***** Raw records

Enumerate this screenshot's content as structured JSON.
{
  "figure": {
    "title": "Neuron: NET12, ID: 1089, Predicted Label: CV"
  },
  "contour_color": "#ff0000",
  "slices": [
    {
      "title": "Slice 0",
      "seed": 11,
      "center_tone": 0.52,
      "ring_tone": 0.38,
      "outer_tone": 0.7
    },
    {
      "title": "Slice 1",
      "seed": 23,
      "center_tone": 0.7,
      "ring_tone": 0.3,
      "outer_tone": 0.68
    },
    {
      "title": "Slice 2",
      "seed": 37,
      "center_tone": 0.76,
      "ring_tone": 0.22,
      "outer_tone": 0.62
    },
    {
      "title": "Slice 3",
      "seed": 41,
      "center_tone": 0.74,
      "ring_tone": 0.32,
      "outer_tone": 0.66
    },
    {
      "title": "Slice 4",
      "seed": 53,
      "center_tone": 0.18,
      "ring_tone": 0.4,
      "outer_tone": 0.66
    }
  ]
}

**********
***** Raw records

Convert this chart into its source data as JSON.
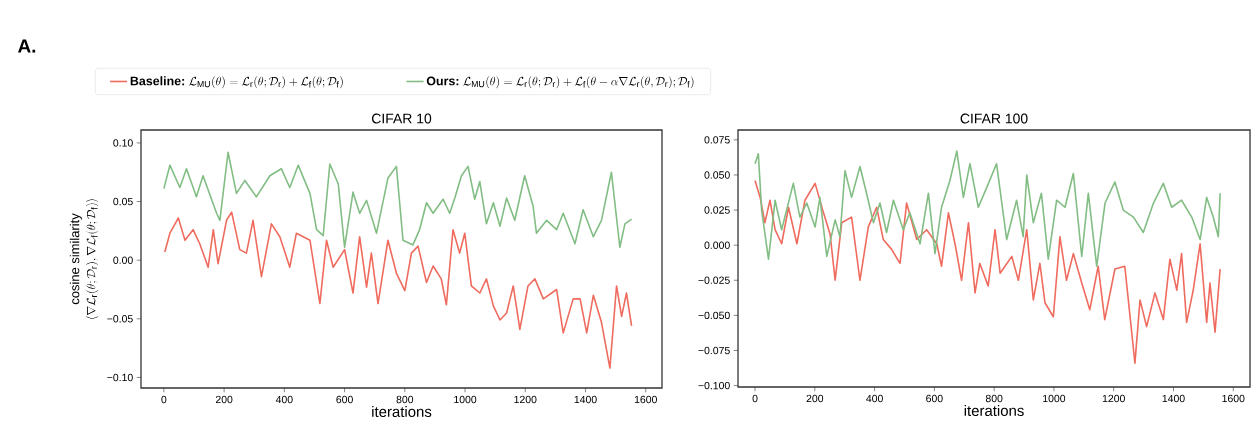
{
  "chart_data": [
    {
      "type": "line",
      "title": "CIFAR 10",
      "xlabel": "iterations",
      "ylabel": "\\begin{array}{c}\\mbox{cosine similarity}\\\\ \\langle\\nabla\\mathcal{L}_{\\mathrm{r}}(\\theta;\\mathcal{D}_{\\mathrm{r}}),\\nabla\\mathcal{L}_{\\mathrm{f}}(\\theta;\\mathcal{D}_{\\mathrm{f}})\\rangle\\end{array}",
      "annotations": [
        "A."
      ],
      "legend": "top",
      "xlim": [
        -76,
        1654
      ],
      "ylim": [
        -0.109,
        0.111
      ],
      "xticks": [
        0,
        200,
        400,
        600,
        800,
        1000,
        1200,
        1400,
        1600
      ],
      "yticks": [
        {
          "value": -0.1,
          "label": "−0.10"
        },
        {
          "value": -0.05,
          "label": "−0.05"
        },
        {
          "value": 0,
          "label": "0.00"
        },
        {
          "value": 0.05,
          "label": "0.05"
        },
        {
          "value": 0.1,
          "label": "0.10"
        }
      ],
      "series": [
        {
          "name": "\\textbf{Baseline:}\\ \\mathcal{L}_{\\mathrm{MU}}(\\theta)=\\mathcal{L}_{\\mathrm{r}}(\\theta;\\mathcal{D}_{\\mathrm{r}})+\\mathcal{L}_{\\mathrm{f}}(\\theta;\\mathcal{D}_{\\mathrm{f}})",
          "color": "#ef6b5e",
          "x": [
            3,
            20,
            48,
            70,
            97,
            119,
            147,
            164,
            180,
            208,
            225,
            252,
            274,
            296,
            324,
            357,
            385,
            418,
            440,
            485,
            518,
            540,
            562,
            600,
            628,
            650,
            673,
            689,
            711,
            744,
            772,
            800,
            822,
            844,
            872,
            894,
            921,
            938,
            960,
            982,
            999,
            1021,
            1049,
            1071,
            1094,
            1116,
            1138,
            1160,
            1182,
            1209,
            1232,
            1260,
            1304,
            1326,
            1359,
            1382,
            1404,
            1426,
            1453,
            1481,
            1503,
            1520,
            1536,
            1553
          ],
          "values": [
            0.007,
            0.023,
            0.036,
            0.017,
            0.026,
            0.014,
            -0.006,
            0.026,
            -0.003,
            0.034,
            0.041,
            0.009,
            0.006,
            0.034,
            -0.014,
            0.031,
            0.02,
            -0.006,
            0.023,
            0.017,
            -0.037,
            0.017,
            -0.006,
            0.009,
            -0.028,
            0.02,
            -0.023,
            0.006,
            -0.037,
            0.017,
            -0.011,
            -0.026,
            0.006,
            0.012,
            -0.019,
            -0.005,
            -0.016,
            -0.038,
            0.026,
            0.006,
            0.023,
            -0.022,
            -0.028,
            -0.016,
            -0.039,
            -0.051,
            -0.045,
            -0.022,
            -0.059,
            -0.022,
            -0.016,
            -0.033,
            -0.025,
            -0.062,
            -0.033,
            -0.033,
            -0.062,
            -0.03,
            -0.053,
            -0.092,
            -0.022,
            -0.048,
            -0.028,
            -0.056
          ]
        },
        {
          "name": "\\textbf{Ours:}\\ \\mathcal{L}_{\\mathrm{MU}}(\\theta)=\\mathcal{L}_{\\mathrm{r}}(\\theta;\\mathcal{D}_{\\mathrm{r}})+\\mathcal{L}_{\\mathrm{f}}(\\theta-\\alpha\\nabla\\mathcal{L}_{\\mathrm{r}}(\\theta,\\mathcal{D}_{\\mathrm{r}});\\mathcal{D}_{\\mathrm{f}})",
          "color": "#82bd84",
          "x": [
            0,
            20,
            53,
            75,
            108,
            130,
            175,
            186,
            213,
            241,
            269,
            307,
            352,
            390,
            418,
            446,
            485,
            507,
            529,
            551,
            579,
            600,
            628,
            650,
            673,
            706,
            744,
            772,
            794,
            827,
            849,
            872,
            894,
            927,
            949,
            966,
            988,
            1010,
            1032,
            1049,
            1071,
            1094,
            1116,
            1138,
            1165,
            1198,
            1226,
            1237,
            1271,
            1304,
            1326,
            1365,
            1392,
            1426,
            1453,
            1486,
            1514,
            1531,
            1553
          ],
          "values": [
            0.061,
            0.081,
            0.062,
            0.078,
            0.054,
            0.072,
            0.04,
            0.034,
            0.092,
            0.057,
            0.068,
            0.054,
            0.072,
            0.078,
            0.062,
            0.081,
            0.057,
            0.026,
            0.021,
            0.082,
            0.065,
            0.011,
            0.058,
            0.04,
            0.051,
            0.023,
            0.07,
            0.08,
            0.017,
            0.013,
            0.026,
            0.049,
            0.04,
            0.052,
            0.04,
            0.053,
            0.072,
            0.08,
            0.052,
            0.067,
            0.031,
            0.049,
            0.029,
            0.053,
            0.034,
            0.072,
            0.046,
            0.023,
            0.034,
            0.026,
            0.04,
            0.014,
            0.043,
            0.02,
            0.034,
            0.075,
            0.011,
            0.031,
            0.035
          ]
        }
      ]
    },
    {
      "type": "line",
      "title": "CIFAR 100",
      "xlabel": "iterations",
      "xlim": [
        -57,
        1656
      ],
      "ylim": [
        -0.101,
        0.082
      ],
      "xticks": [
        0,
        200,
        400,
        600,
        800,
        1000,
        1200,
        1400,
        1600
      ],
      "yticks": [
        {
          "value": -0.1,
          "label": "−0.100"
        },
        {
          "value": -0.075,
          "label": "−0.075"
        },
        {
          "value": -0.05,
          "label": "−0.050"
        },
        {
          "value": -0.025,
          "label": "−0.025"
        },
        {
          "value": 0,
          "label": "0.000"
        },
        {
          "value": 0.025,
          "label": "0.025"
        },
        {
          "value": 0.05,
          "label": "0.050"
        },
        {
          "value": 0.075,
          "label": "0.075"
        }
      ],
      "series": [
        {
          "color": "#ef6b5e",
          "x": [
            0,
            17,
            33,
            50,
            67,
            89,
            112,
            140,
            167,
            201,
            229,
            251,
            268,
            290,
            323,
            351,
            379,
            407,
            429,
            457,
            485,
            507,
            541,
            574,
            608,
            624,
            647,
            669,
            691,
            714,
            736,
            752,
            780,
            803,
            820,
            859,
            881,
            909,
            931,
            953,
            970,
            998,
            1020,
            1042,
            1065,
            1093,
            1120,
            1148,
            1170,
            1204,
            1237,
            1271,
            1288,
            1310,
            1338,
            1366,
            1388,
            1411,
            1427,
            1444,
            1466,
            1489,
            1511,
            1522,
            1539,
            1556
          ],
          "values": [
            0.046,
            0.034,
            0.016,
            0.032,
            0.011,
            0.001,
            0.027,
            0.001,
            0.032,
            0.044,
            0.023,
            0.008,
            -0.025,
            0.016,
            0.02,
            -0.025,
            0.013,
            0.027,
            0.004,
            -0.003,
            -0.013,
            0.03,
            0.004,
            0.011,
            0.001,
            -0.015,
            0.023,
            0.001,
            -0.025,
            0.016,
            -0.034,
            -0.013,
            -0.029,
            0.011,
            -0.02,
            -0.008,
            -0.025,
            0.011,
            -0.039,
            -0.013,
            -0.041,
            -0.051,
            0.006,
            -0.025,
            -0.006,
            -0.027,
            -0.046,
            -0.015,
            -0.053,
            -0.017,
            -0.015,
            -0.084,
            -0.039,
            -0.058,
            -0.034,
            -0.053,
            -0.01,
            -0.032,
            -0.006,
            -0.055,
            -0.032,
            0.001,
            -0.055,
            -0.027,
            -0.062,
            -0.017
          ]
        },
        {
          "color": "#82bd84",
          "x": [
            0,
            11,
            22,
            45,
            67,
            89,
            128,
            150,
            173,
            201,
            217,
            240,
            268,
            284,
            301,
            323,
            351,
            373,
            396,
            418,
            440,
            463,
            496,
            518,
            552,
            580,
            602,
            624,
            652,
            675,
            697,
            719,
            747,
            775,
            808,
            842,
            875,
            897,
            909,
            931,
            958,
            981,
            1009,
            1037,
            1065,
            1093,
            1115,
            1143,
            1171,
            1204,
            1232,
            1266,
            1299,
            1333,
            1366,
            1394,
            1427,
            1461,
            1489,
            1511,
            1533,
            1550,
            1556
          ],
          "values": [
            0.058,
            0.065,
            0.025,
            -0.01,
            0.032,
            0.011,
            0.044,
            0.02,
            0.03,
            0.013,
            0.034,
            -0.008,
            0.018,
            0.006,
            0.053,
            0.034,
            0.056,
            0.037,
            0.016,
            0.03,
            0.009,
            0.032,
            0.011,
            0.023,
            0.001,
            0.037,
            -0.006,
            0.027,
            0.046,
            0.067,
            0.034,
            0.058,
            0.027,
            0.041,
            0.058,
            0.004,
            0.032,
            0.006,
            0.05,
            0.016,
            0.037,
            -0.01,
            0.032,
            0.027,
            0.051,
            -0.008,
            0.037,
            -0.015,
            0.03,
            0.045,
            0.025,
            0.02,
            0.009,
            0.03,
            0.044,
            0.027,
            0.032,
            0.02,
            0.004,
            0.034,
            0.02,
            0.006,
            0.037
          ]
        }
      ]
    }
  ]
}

**********

**Given instruction**.
Count every line in the entries above where the word "JSON" appears; respond with the number alone.

**Final result**.
2